(Data entries)
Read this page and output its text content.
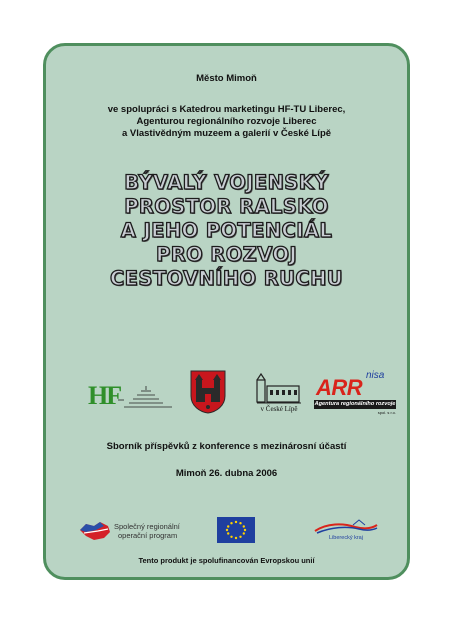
Město Mimoň
ve spolupráci s Katedrou marketingu HF-TU Liberec,
Agenturou regionálního rozvoje Liberec
a Vlastivědným muzeem a galerií v České Lípě
BÝVALÝ VOJENSKÝ
PROSTOR RALSKO
A JEHO POTENCIÁL
PRO ROZVOJ
CESTOVNÍHO RUCHU
HF	v České Lípě
nisa
ARR
Agentura regionálního rozvoje
spol. s r.o.
Sborník příspěvků z konference s mezinárosní účastí
Mimoň 26. dubna 2006
Společný regionální
operační program	Liberecký kraj
Tento produkt je spolufinancován Evropskou unií
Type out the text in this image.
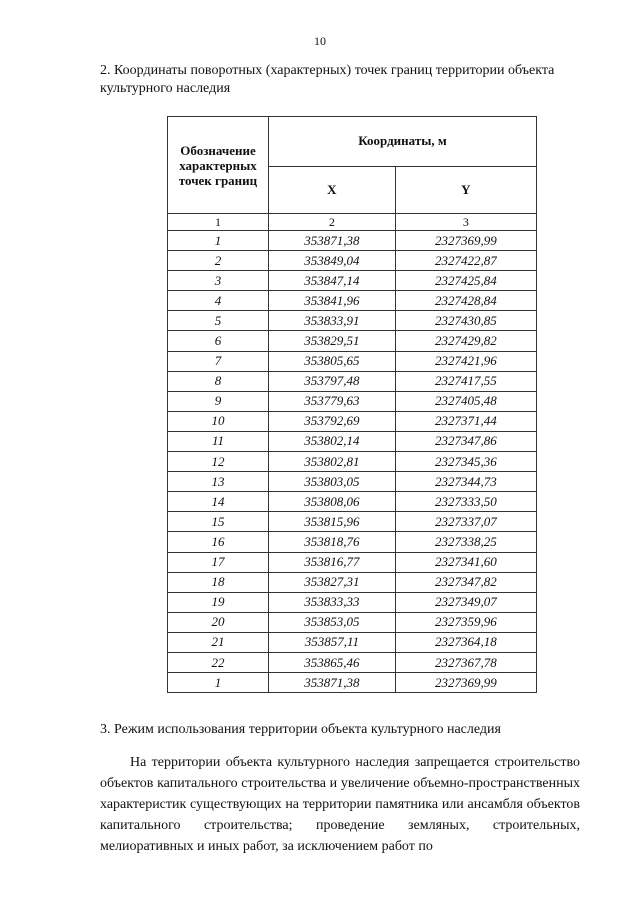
10
2. Координаты поворотных (характерных) точек границ территории объекта культурного наследия
Обозначение характерных точек границ	Координаты, м	
	X	Y
1	2	3
1	353871,38	2327369,99
2	353849,04	2327422,87
3	353847,14	2327425,84
4	353841,96	2327428,84
5	353833,91	2327430,85
6	353829,51	2327429,82
7	353805,65	2327421,96
8	353797,48	2327417,55
9	353779,63	2327405,48
10	353792,69	2327371,44
11	353802,14	2327347,86
12	353802,81	2327345,36
13	353803,05	2327344,73
14	353808,06	2327333,50
15	353815,96	2327337,07
16	353818,76	2327338,25
17	353816,77	2327341,60
18	353827,31	2327347,82
19	353833,33	2327349,07
20	353853,05	2327359,96
21	353857,11	2327364,18
22	353865,46	2327367,78
1	353871,38	2327369,99
3. Режим использования территории объекта культурного наследия
На территории объекта культурного наследия запрещается строительство объектов капитального строительства и увеличение объемно-пространственных характеристик существующих на территории памятника или ансамбля объектов капитального строительства; проведение земляных, строительных, мелиоративных и иных работ, за исключением работ по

WHAT YOU SHOULD DO:
Without the pictures, restate all the entries above exactly.

RESULT OF THE EXERCISE:
Read this page and output its text content.
Město Mimoň
ve spolupráci s Katedrou marketingu HF-TU Liberec,
Agenturou regionálního rozvoje Liberec
a Vlastivědným muzeem a galerií v České Lípě
BÝVALÝ VOJENSKÝ
PROSTOR RALSKO
A JEHO POTENCIÁL
PRO ROZVOJ
CESTOVNÍHO RUCHU
HF	v České Lípě
nisa
ARR
Agentura regionálního rozvoje
spol. s r.o.
Sborník příspěvků z konference s mezinárosní účastí
Mimoň 26. dubna 2006
Společný regionální
operační program	Liberecký kraj
Tento produkt je spolufinancován Evropskou unií
Type out the text in this image.
10
2. Координаты поворотных (характерных) точек границ территории объекта культурного наследия
Обозначение характерных точек границ	Координаты, м	
	X	Y
1	2	3
1	353871,38	2327369,99
2	353849,04	2327422,87
3	353847,14	2327425,84
4	353841,96	2327428,84
5	353833,91	2327430,85
6	353829,51	2327429,82
7	353805,65	2327421,96
8	353797,48	2327417,55
9	353779,63	2327405,48
10	353792,69	2327371,44
11	353802,14	2327347,86
12	353802,81	2327345,36
13	353803,05	2327344,73
14	353808,06	2327333,50
15	353815,96	2327337,07
16	353818,76	2327338,25
17	353816,77	2327341,60
18	353827,31	2327347,82
19	353833,33	2327349,07
20	353853,05	2327359,96
21	353857,11	2327364,18
22	353865,46	2327367,78
1	353871,38	2327369,99
3. Режим использования территории объекта культурного наследия
На территории объекта культурного наследия запрещается строительство объектов капитального строительства и увеличение объемно-пространственных характеристик существующих на территории памятника или ансамбля объектов капитального строительства; проведение земляных, строительных, мелиоративных и иных работ, за исключением работ по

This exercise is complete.